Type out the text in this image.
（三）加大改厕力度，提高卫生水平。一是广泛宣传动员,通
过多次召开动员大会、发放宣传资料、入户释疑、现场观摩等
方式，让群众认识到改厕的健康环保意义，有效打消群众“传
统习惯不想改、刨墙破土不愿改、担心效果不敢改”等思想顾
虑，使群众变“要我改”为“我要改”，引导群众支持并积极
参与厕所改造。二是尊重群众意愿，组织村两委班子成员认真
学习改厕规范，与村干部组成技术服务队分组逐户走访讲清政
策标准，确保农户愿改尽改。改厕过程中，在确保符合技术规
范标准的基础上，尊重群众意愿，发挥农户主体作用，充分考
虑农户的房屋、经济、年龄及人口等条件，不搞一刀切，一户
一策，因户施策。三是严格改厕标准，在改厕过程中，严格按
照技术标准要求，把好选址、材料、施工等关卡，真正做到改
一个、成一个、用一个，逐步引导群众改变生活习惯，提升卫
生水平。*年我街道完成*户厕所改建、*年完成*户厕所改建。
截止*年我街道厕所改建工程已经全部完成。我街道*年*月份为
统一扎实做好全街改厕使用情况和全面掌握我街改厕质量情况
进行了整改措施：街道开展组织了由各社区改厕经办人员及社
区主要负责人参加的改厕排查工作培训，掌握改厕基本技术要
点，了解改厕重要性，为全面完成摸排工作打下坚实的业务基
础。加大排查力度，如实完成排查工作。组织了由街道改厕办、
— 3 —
────────────────────────────────────────
Problem statement:
Write out the entire listing exactly.

The response:
Type out the text in this image.
（三）加大改厕力度，提高卫生水平。一是广泛宣传动员,通
过多次召开动员大会、发放宣传资料、入户释疑、现场观摩等
方式，让群众认识到改厕的健康环保意义，有效打消群众“传
统习惯不想改、刨墙破土不愿改、担心效果不敢改”等思想顾
虑，使群众变“要我改”为“我要改”，引导群众支持并积极
参与厕所改造。二是尊重群众意愿，组织村两委班子成员认真
学习改厕规范，与村干部组成技术服务队分组逐户走访讲清政
策标准，确保农户愿改尽改。改厕过程中，在确保符合技术规
范标准的基础上，尊重群众意愿，发挥农户主体作用，充分考
虑农户的房屋、经济、年龄及人口等条件，不搞一刀切，一户
一策，因户施策。三是严格改厕标准，在改厕过程中，严格按
照技术标准要求，把好选址、材料、施工等关卡，真正做到改
一个、成一个、用一个，逐步引导群众改变生活习惯，提升卫
生水平。*年我街道完成*户厕所改建、*年完成*户厕所改建。
截止*年我街道厕所改建工程已经全部完成。我街道*年*月份为
统一扎实做好全街改厕使用情况和全面掌握我街改厕质量情况
进行了整改措施：街道开展组织了由各社区改厕经办人员及社
区主要负责人参加的改厕排查工作培训，掌握改厕基本技术要
点，了解改厕重要性，为全面完成摸排工作打下坚实的业务基
础。加大排查力度，如实完成排查工作。组织了由街道改厕办、
— 3 —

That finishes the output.